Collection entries
----------
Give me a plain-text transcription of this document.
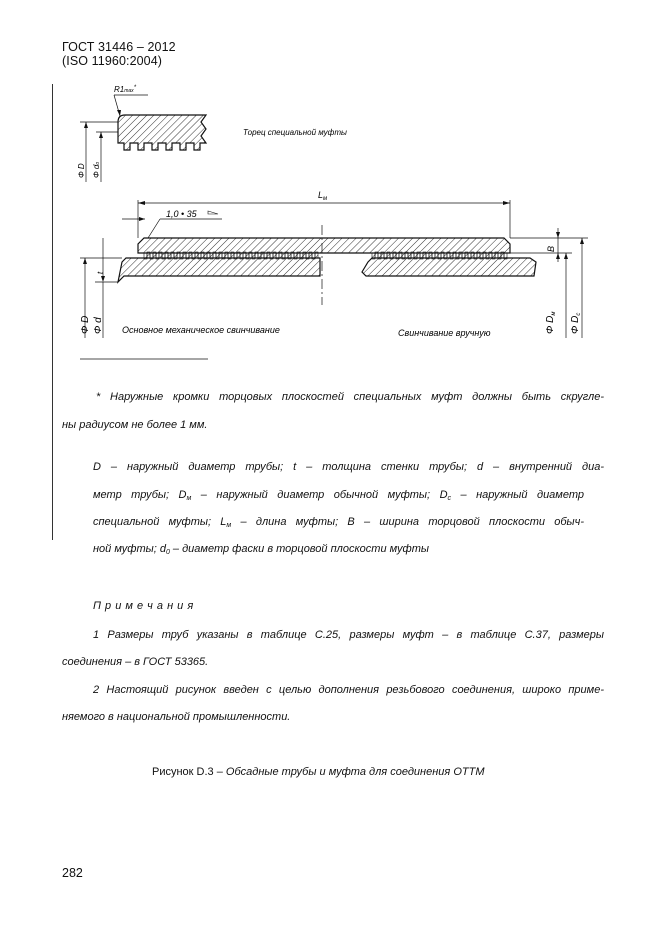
ГОСТ 31446 – 2012
(ISO 11960:2004)
R1max*
Φ D Φ do
Торец специальной муфты
$L_м$
1,0 • 35
t
Φ D Φ d
B
Φ $D_м$
Φ $D_c$
Основное механическое свинчивание	Свинчивание вручную
* Наружные кромки торцовых плоскостей специальных муфт должны быть скругле-
ны радиусом не более 1 мм.
D – наружный диаметр трубы; t – толщина стенки трубы; d – внутренний диа-
метр трубы; $D_м$ – наружный диаметр обычной муфты; $D_c$ – наружный диаметр
специальной муфты; $L_м$ – длина муфты; B – ширина торцовой плоскости обыч-
ной муфты; $d_0$ – диаметр фаски в торцовой плоскости муфты
П р и м е ч а н и я
1 Размеры труб указаны в таблице С.25, размеры муфт – в таблице С.37, размеры
соединения – в ГОСТ 53365.
2 Настоящий рисунок введен с целью дополнения резьбового соединения, широко приме-
няемого в национальной промышленности.
Рисунок D.3 – Обсадные трубы и муфта для соединения ОТТМ
282
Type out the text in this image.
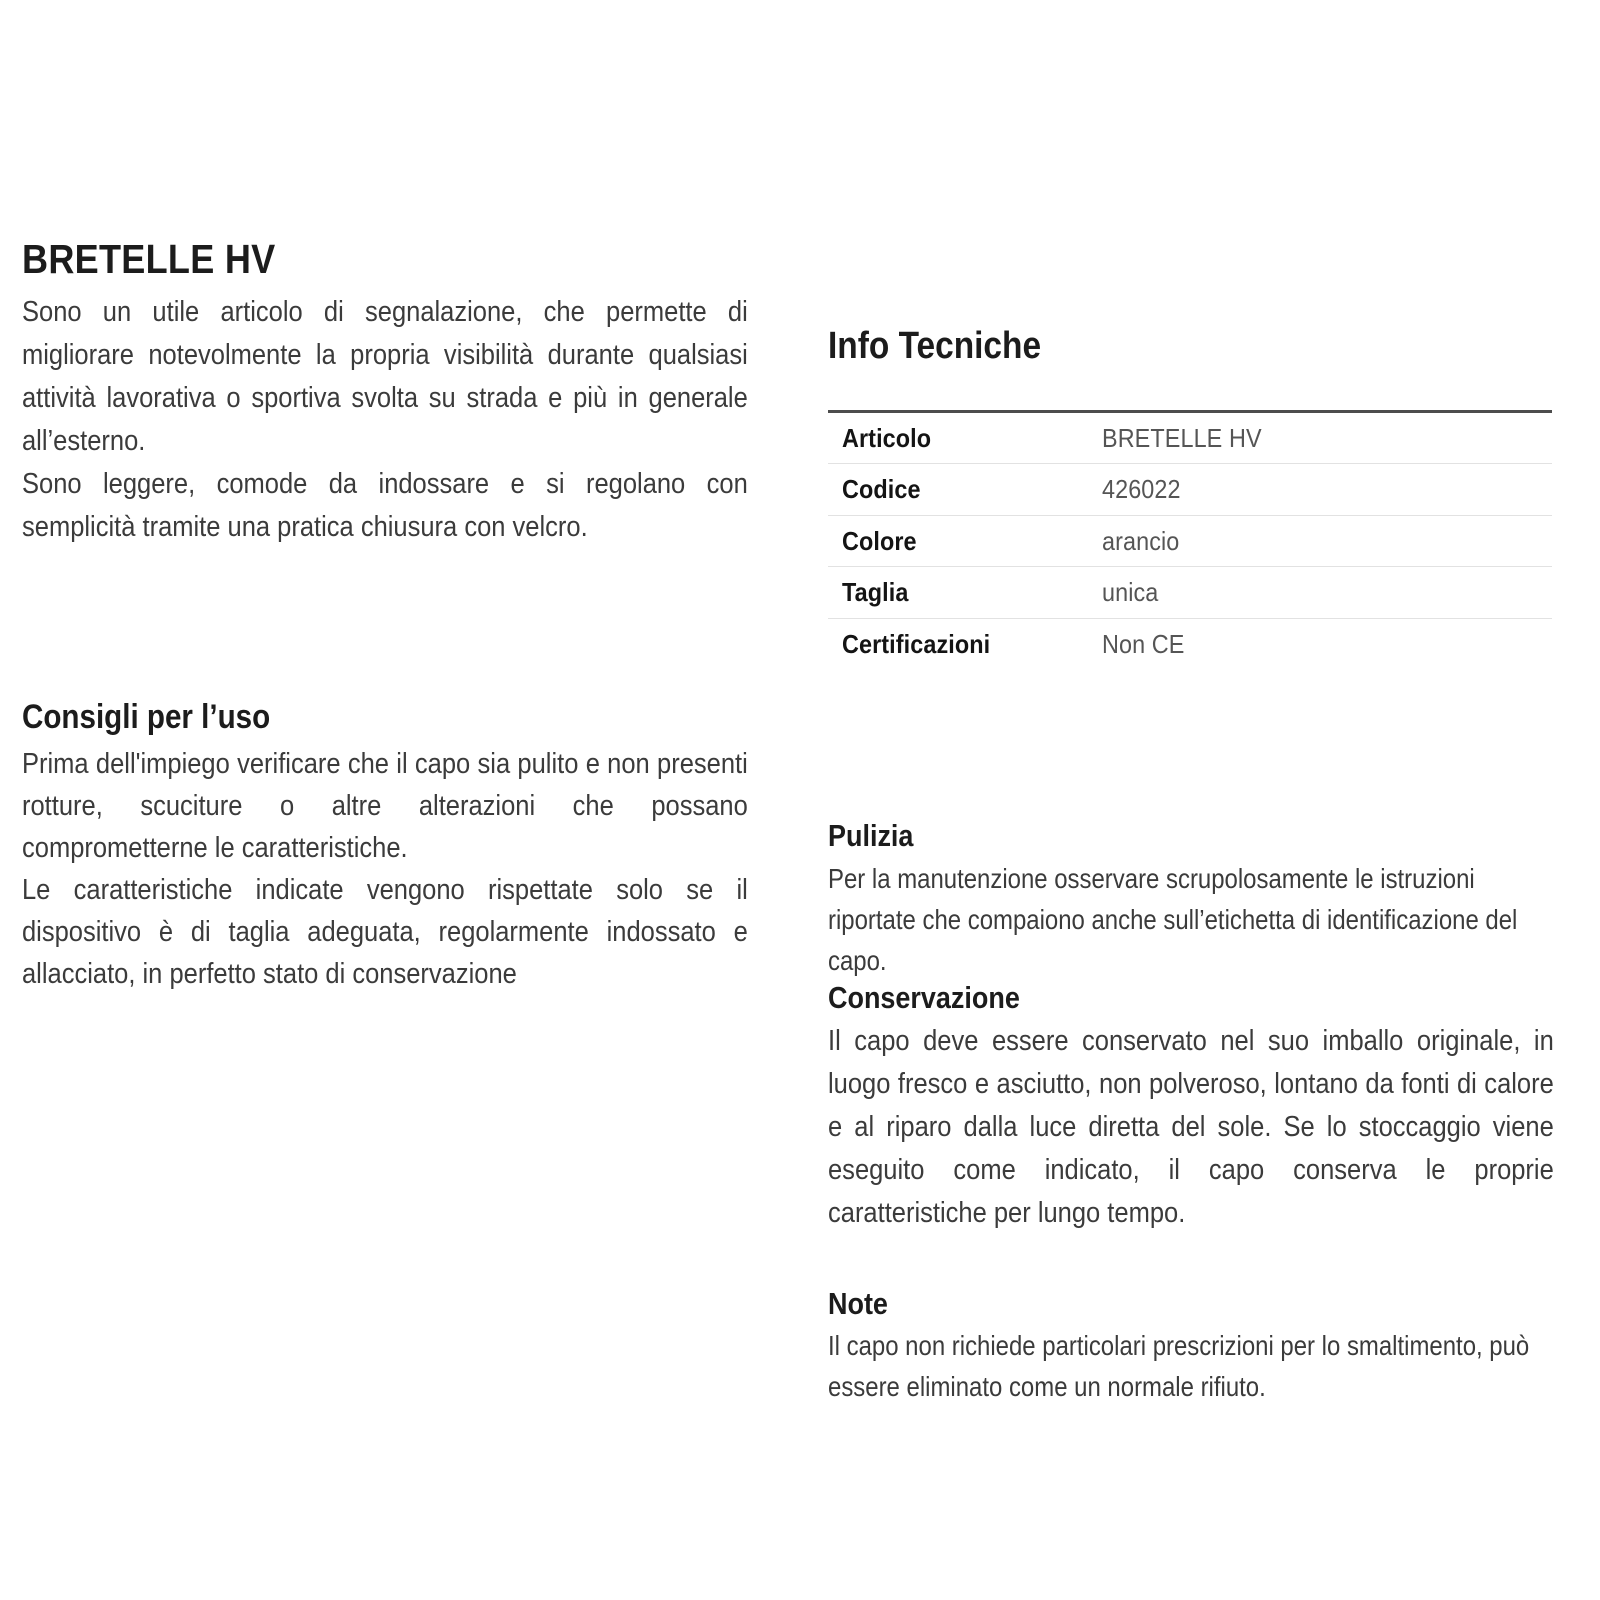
BRETELLE HV

Sono un utile articolo di segnalazione, che permette di migliorare notevolmente la propria visibilità durante qualsiasi attività lavorativa o sportiva svolta su strada e più in generale all’esterno.

Sono leggere, comode da indossare e si regolano con semplicità tramite una pratica chiusura con velcro.

Consigli per l’uso

Prima dell'impiego verificare che il capo sia pulito e non presenti rotture, scuciture o altre alterazioni che possano comprometterne le caratteristiche.

Le caratteristiche indicate vengono rispettate solo se il dispositivo è di taglia adeguata, regolarmente indossato e allacciato, in perfetto stato di conservazione

Info Tecniche
Articolo	BRETELLE HV
Codice	426022
Colore	arancio
Taglia	unica
Certificazioni	Non CE
Pulizia

Per la manutenzione osservare scrupolosamente le istruzioni riportate che compaiono anche sull’etichetta di identificazione del capo.

Conservazione

Il capo deve essere conservato nel suo imballo originale, in luogo fresco e asciutto, non polveroso, lontano da fonti di calore e al riparo dalla luce diretta del sole. Se lo stoccaggio viene eseguito come indicato, il capo conserva le proprie caratteristiche per lungo tempo.

Note

Il capo non richiede particolari prescrizioni per lo smaltimento, può essere eliminato come un normale rifiuto.
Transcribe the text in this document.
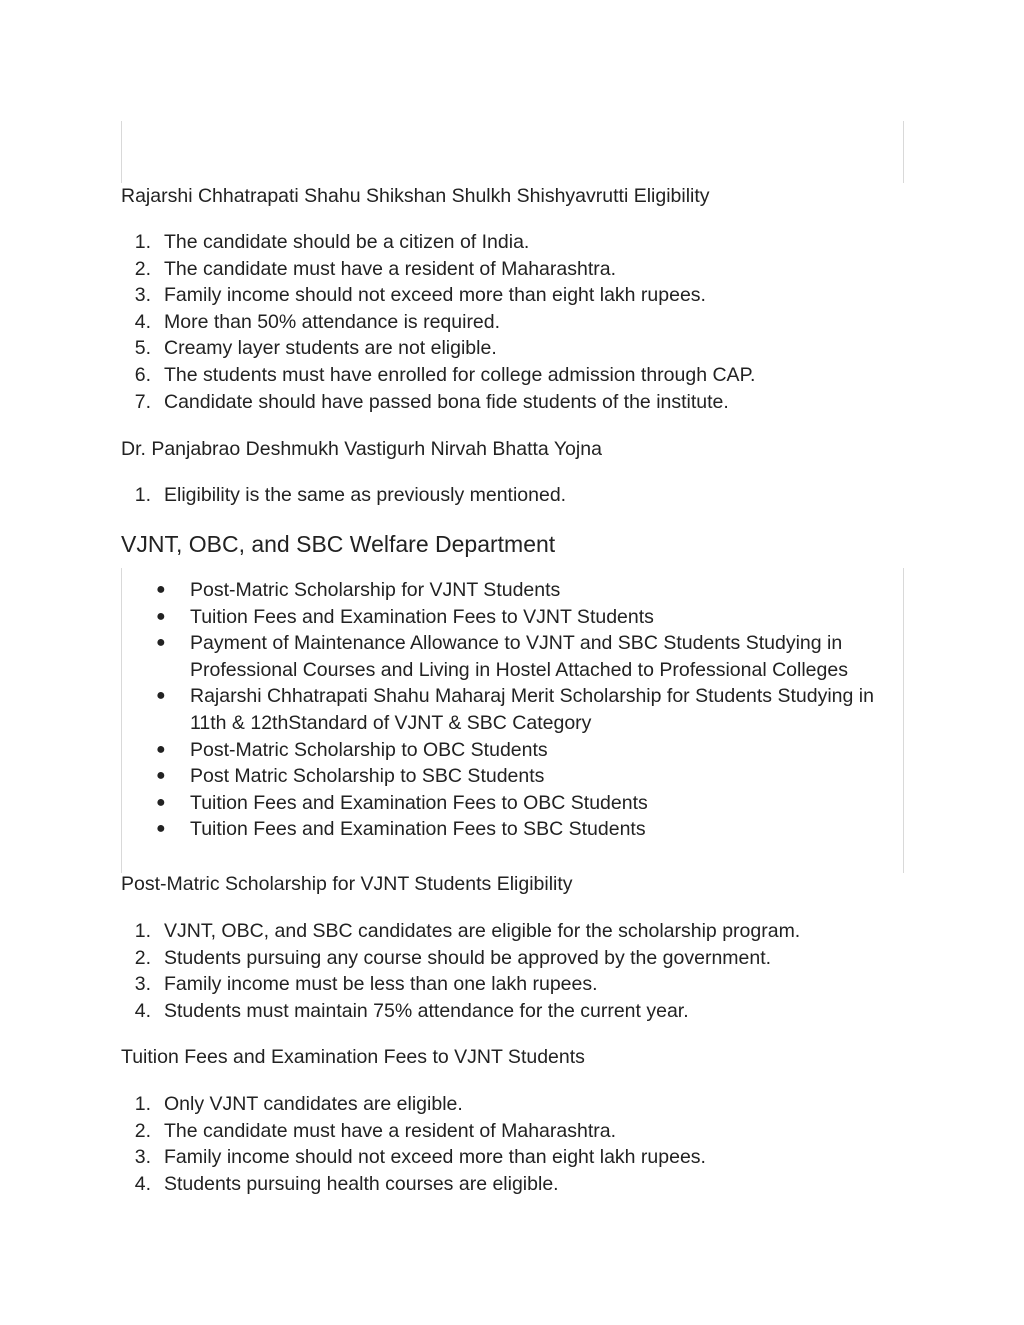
Rajarshi Chhatrapati Shahu Shikshan Shulkh Shishyavrutti Eligibility
1. The candidate should be a citizen of India.
2. The candidate must have a resident of Maharashtra.
3. Family income should not exceed more than eight lakh rupees.
4. More than 50% attendance is required.
5. Creamy layer students are not eligible.
6. The students must have enrolled for college admission through CAP.
7. Candidate should have passed bona fide students of the institute.
Dr. Panjabrao Deshmukh Vastigurh Nirvah Bhatta Yojna
1. Eligibility is the same as previously mentioned.
VJNT, OBC, and SBC Welfare Department
● Post-Matric Scholarship for VJNT Students
● Tuition Fees and Examination Fees to VJNT Students
● Payment of Maintenance Allowance to VJNT and SBC Students Studying in Professional Courses and Living in Hostel Attached to Professional Colleges
● Rajarshi Chhatrapati Shahu Maharaj Merit Scholarship for Students Studying in 11th & 12thStandard of VJNT & SBC Category
● Post-Matric Scholarship to OBC Students
● Post Matric Scholarship to SBC Students
● Tuition Fees and Examination Fees to OBC Students
● Tuition Fees and Examination Fees to SBC Students
Post-Matric Scholarship for VJNT Students Eligibility
1. VJNT, OBC, and SBC candidates are eligible for the scholarship program.
2. Students pursuing any course should be approved by the government.
3. Family income must be less than one lakh rupees.
4. Students must maintain 75% attendance for the current year.
Tuition Fees and Examination Fees to VJNT Students
1. Only VJNT candidates are eligible.
2. The candidate must have a resident of Maharashtra.
3. Family income should not exceed more than eight lakh rupees.
4. Students pursuing health courses are eligible.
----------
▸ **What you should do**:
Using the records above, copy each line that contains "торцовой".

▸ **Result for this exercise**:
специальной муфты; $L_м$ – длина муфты; B – ширина торцовой плоскости обыч-
ной муфты; $d_0$ – диаметр фаски в торцовой плоскости муфты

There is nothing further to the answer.